───── SELECTED EXTRACT
# Building your own 1911?



## RightTurnClyde (Oct 24, 2007)

It just occurred to me that a fun project might be to build my own 1911. Can anyone suggest some books or other good resources to get me pointed in the right direction and get a feel for what is involved?

Better yet, anyone here done it themselves? I've heard it's cheaper and you can end up with a very nice piece in the end. (I imagine it all depends on the parts you buy, yes?)

Thanks in advance.


----------



## Baldy (Jun 21, 2006)

You have to have this one. It's the best. Good luck.:smt1099

http://www.amazon.com/Colt-45-Autom...=sr_1_1?ie=UTF8&s=books&qid=1240638523&sr=1-1


----------



## DevilsJohnson (Oct 21, 2007)

Baldy said:


> You have to have this one. It's the best. Good luck.:smt1099
> 
> http://www.amazon.com/Colt-45-Autom...=sr_1_1?ie=UTF8&s=books&qid=1240638523&sr=1-1


+1 on that book. It's a good one.
I bouht a DVD a while back called "Clark Custom Guns Video "Customizing the 1911 for Bullseye, IPSC, Self-Defense & Improved Accuracy"

DVD It has some pretty neat stuff to build one up of start from scratch. That video helped me a lot. I still watch it from time to time.

Midway Link to DVD


----------



## RightTurnClyde (Oct 24, 2007)

Thanks guys. Upon further investigation, it looks like building one from scratch is biting off a little more than I can chew at this time. I guess I was dreaming when I thought you could just buy the parts and slap it together.

I think I might instead look into buying an "entry level" 1911 and maybe make some customizations later on.


----------



## gmaske (Jan 7, 2008)
──────────
───── SOURCE DATA
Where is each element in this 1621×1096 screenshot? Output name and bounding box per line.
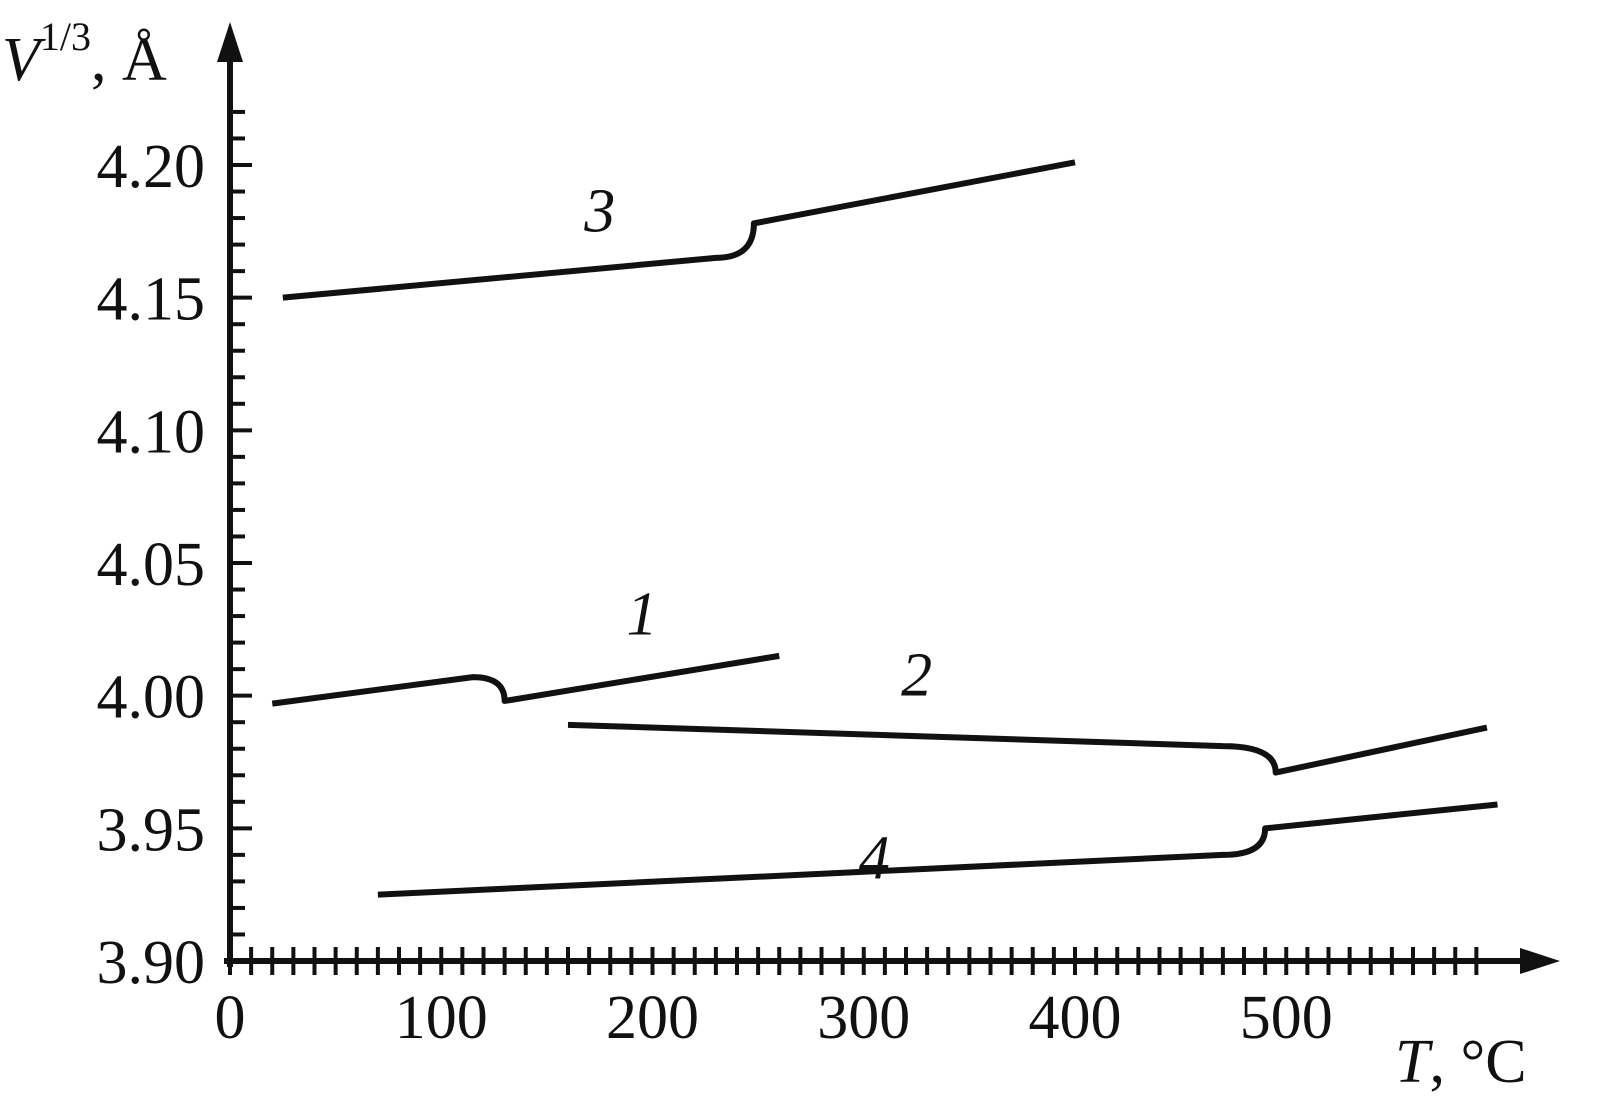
──────────
→ WHAT YOU WILL DO
Answer these about the 1911 thread:
(a) What two benefits of building a 1911 had RightTurnClyde heard about in the opening post?
(b) How often does DevilsJohnson still watch the video that helped?
(c) What does RightTurnClyde plan to look into instead of building from scratch?

→ COMPLETED EXERCISE
(a) That it's cheaper and that you can end up with a very nice piece.
(b) From time to time.
(c) Buying an "entry level" 1911 and maybe making some customizations later on.